>> begin DATA IN THIS EXERCISE
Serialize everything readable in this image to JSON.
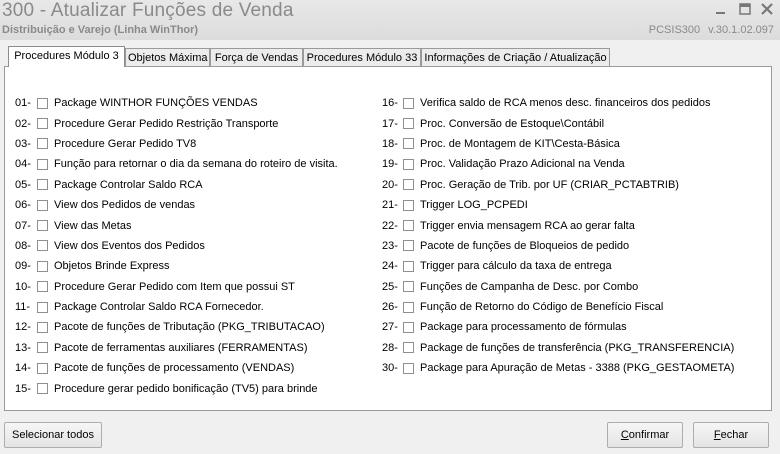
{
  "window": {
    "title": "300 - Atualizar Funções de Venda",
    "subtitle": "Distribuição e Varejo (Linha WinThor)",
    "program_code": "PCSIS300",
    "version": "v.30.1.02.097"
  },
  "tabs": [
    {
      "label": "Procedures Módulo 3",
      "active": true
    },
    {
      "label": "Objetos Máxima",
      "active": false
    },
    {
      "label": "Força de Vendas",
      "active": false
    },
    {
      "label": "Procedures Módulo 33",
      "active": false
    },
    {
      "label": "Informações de Criação / Atualização",
      "active": false
    }
  ],
  "items_left": [
    {
      "num": "01-",
      "label": "Package WINTHOR FUNÇÕES VENDAS",
      "checked": false
    },
    {
      "num": "02-",
      "label": "Procedure Gerar Pedido Restrição Transporte",
      "checked": false
    },
    {
      "num": "03-",
      "label": "Procedure Gerar Pedido TV8",
      "checked": false
    },
    {
      "num": "04-",
      "label": "Função para retornar o dia da semana do roteiro de visita.",
      "checked": false
    },
    {
      "num": "05-",
      "label": "Package Controlar Saldo RCA",
      "checked": false
    },
    {
      "num": "06-",
      "label": "View dos Pedidos de vendas",
      "checked": false
    },
    {
      "num": "07-",
      "label": "View das Metas",
      "checked": false
    },
    {
      "num": "08-",
      "label": "View dos Eventos dos Pedidos",
      "checked": false
    },
    {
      "num": "09-",
      "label": "Objetos Brinde Express",
      "checked": false
    },
    {
      "num": "10-",
      "label": "Procedure Gerar Pedido com Item que possui ST",
      "checked": false
    },
    {
      "num": "11-",
      "label": "Package Controlar Saldo RCA Fornecedor.",
      "checked": false
    },
    {
      "num": "12-",
      "label": "Pacote de funções de Tributação (PKG_TRIBUTACAO)",
      "checked": false
    },
    {
      "num": "13-",
      "label": "Pacote de ferramentas auxiliares (FERRAMENTAS)",
      "checked": false
    },
    {
      "num": "14-",
      "label": "Pacote de funções de processamento (VENDAS)",
      "checked": false
    },
    {
      "num": "15-",
      "label": "Procedure gerar pedido bonificação (TV5) para brinde",
      "checked": false
    }
  ],
  "items_right": [
    {
      "num": "16-",
      "label": "Verifica saldo de RCA menos desc. financeiros dos pedidos",
      "checked": false
    },
    {
      "num": "17-",
      "label": "Proc. Conversão de Estoque\\Contábil",
      "checked": false
    },
    {
      "num": "18-",
      "label": "Proc. de Montagem de KIT\\Cesta-Básica",
      "checked": false
    },
    {
      "num": "19-",
      "label": "Proc. Validação Prazo Adicional na Venda",
      "checked": false
    },
    {
      "num": "20-",
      "label": "Proc. Geração de Trib. por UF (CRIAR_PCTABTRIB)",
      "checked": false
    },
    {
      "num": "21-",
      "label": "Trigger LOG_PCPEDI",
      "checked": false
    },
    {
      "num": "22-",
      "label": "Trigger envia mensagem RCA ao gerar falta",
      "checked": false
    },
    {
      "num": "23-",
      "label": "Pacote de funções de Bloqueios de pedido",
      "checked": false
    },
    {
      "num": "24-",
      "label": "Trigger para cálculo da taxa de entrega",
      "checked": false
    },
    {
      "num": "25-",
      "label": "Funções de Campanha de Desc. por Combo",
      "checked": false
    },
    {
      "num": "26-",
      "label": "Função de Retorno do Código de Benefício Fiscal",
      "checked": false
    },
    {
      "num": "27-",
      "label": "Package para processamento de fórmulas",
      "checked": false
    },
    {
      "num": "28-",
      "label": "Package de funções de transferência (PKG_TRANSFERENCIA)",
      "checked": false
    },
    {
      "num": "30-",
      "label": "Package para Apuração de Metas - 3388 (PKG_GESTAOMETA)",
      "checked": false
    }
  ],
  "buttons": {
    "select_all": "Selecionar todos",
    "confirm_first": "C",
    "confirm_rest": "onfirmar",
    "close_first": "F",
    "close_rest": "echar"
  },
  "icons": {
    "minimize": "minimize-icon",
    "maximize": "maximize-icon",
    "close": "close-icon"
  }
}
>> end DATA IN THIS EXERCISE
* [GIVEN INSTRUCTION] Without the pictures, extract every entry verbatim.

* [EXPECTED ANSWER]
Serialize everything readable in this image to JSON.
{
  "window": {
    "title": "300 - Atualizar Funções de Venda",
    "subtitle": "Distribuição e Varejo (Linha WinThor)",
    "program_code": "PCSIS300",
    "version": "v.30.1.02.097"
  },
  "tabs": [
    {
      "label": "Procedures Módulo 3",
      "active": true
    },
    {
      "label": "Objetos Máxima",
      "active": false
    },
    {
      "label": "Força de Vendas",
      "active": false
    },
    {
      "label": "Procedures Módulo 33",
      "active": false
    },
    {
      "label": "Informações de Criação / Atualização",
      "active": false
    }
  ],
  "items_left": [
    {
      "num": "01-",
      "label": "Package WINTHOR FUNÇÕES VENDAS",
      "checked": false
    },
    {
      "num": "02-",
      "label": "Procedure Gerar Pedido Restrição Transporte",
      "checked": false
    },
    {
      "num": "03-",
      "label": "Procedure Gerar Pedido TV8",
      "checked": false
    },
    {
      "num": "04-",
      "label": "Função para retornar o dia da semana do roteiro de visita.",
      "checked": false
    },
    {
      "num": "05-",
      "label": "Package Controlar Saldo RCA",
      "checked": false
    },
    {
      "num": "06-",
      "label": "View dos Pedidos de vendas",
      "checked": false
    },
    {
      "num": "07-",
      "label": "View das Metas",
      "checked": false
    },
    {
      "num": "08-",
      "label": "View dos Eventos dos Pedidos",
      "checked": false
    },
    {
      "num": "09-",
      "label": "Objetos Brinde Express",
      "checked": false
    },
    {
      "num": "10-",
      "label": "Procedure Gerar Pedido com Item que possui ST",
      "checked": false
    },
    {
      "num": "11-",
      "label": "Package Controlar Saldo RCA Fornecedor.",
      "checked": false
    },
    {
      "num": "12-",
      "label": "Pacote de funções de Tributação (PKG_TRIBUTACAO)",
      "checked": false
    },
    {
      "num": "13-",
      "label": "Pacote de ferramentas auxiliares (FERRAMENTAS)",
      "checked": false
    },
    {
      "num": "14-",
      "label": "Pacote de funções de processamento (VENDAS)",
      "checked": false
    },
    {
      "num": "15-",
      "label": "Procedure gerar pedido bonificação (TV5) para brinde",
      "checked": false
    }
  ],
  "items_right": [
    {
      "num": "16-",
      "label": "Verifica saldo de RCA menos desc. financeiros dos pedidos",
      "checked": false
    },
    {
      "num": "17-",
      "label": "Proc. Conversão de Estoque\\Contábil",
      "checked": false
    },
    {
      "num": "18-",
      "label": "Proc. de Montagem de KIT\\Cesta-Básica",
      "checked": false
    },
    {
      "num": "19-",
      "label": "Proc. Validação Prazo Adicional na Venda",
      "checked": false
    },
    {
      "num": "20-",
      "label": "Proc. Geração de Trib. por UF (CRIAR_PCTABTRIB)",
      "checked": false
    },
    {
      "num": "21-",
      "label": "Trigger LOG_PCPEDI",
      "checked": false
    },
    {
      "num": "22-",
      "label": "Trigger envia mensagem RCA ao gerar falta",
      "checked": false
    },
    {
      "num": "23-",
      "label": "Pacote de funções de Bloqueios de pedido",
      "checked": false
    },
    {
      "num": "24-",
      "label": "Trigger para cálculo da taxa de entrega",
      "checked": false
    },
    {
      "num": "25-",
      "label": "Funções de Campanha de Desc. por Combo",
      "checked": false
    },
    {
      "num": "26-",
      "label": "Função de Retorno do Código de Benefício Fiscal",
      "checked": false
    },
    {
      "num": "27-",
      "label": "Package para processamento de fórmulas",
      "checked": false
    },
    {
      "num": "28-",
      "label": "Package de funções de transferência (PKG_TRANSFERENCIA)",
      "checked": false
    },
    {
      "num": "30-",
      "label": "Package para Apuração de Metas - 3388 (PKG_GESTAOMETA)",
      "checked": false
    }
  ],
  "buttons": {
    "select_all": "Selecionar todos",
    "confirm_first": "C",
    "confirm_rest": "onfirmar",
    "close_first": "F",
    "close_rest": "echar"
  },
  "icons": {
    "minimize": "minimize-icon",
    "maximize": "maximize-icon",
    "close": "close-icon"
  }
}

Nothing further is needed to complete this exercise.